» **Information supplied**
##########

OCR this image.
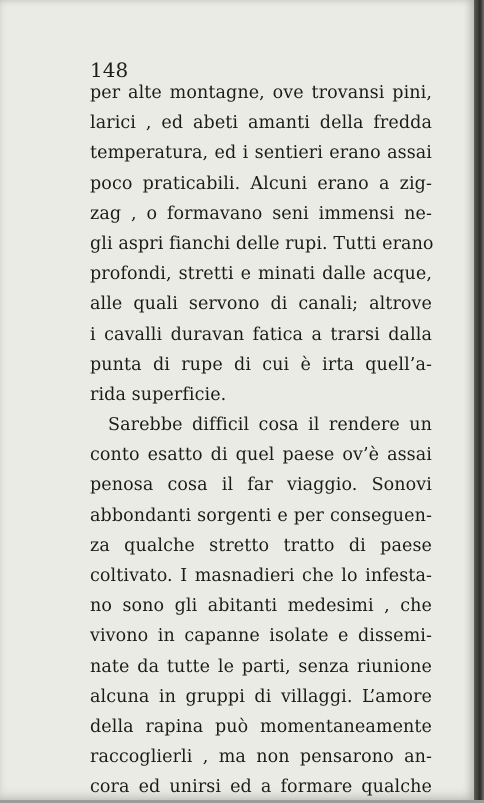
148
per alte montagne, ove trovansi pini,
larici , ed abeti amanti della fredda
temperatura, ed i sentieri erano assai
poco praticabili. Alcuni erano a zig-
zag , o formavano seni immensi ne-
gli aspri fianchi delle rupi. Tutti erano
profondi, stretti e minati dalle acque,
alle quali servono di canali; altrove
i cavalli duravan fatica a trarsi dalla
punta di rupe di cui è irta quell’a-
rida superficie.
Sarebbe difficil cosa il rendere un
conto esatto di quel paese ov’è assai
penosa cosa il far viaggio. Sonovi
abbondanti sorgenti e per conseguen-
za qualche stretto tratto di paese
coltivato. I masnadieri che lo infesta-
no sono gli abitanti medesimi , che
vivono in capanne isolate e dissemi-
nate da tutte le parti, senza riunione
alcuna in gruppi di villaggi. L’amore
della rapina può momentaneamente
raccoglierli , ma non pensarono an-
cora ed unirsi ed a formare qualche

##########

» **Given request**
Leave the images out and output the remaining material exactly as it stands.

» **Reply**
OCR this image.
148
per alte montagne, ove trovansi pini,
larici , ed abeti amanti della fredda
temperatura, ed i sentieri erano assai
poco praticabili. Alcuni erano a zig-
zag , o formavano seni immensi ne-
gli aspri fianchi delle rupi. Tutti erano
profondi, stretti e minati dalle acque,
alle quali servono di canali; altrove
i cavalli duravan fatica a trarsi dalla
punta di rupe di cui è irta quell’a-
rida superficie.
Sarebbe difficil cosa il rendere un
conto esatto di quel paese ov’è assai
penosa cosa il far viaggio. Sonovi
abbondanti sorgenti e per conseguen-
za qualche stretto tratto di paese
coltivato. I masnadieri che lo infesta-
no sono gli abitanti medesimi , che
vivono in capanne isolate e dissemi-
nate da tutte le parti, senza riunione
alcuna in gruppi di villaggi. L’amore
della rapina può momentaneamente
raccoglierli , ma non pensarono an-
cora ed unirsi ed a formare qualche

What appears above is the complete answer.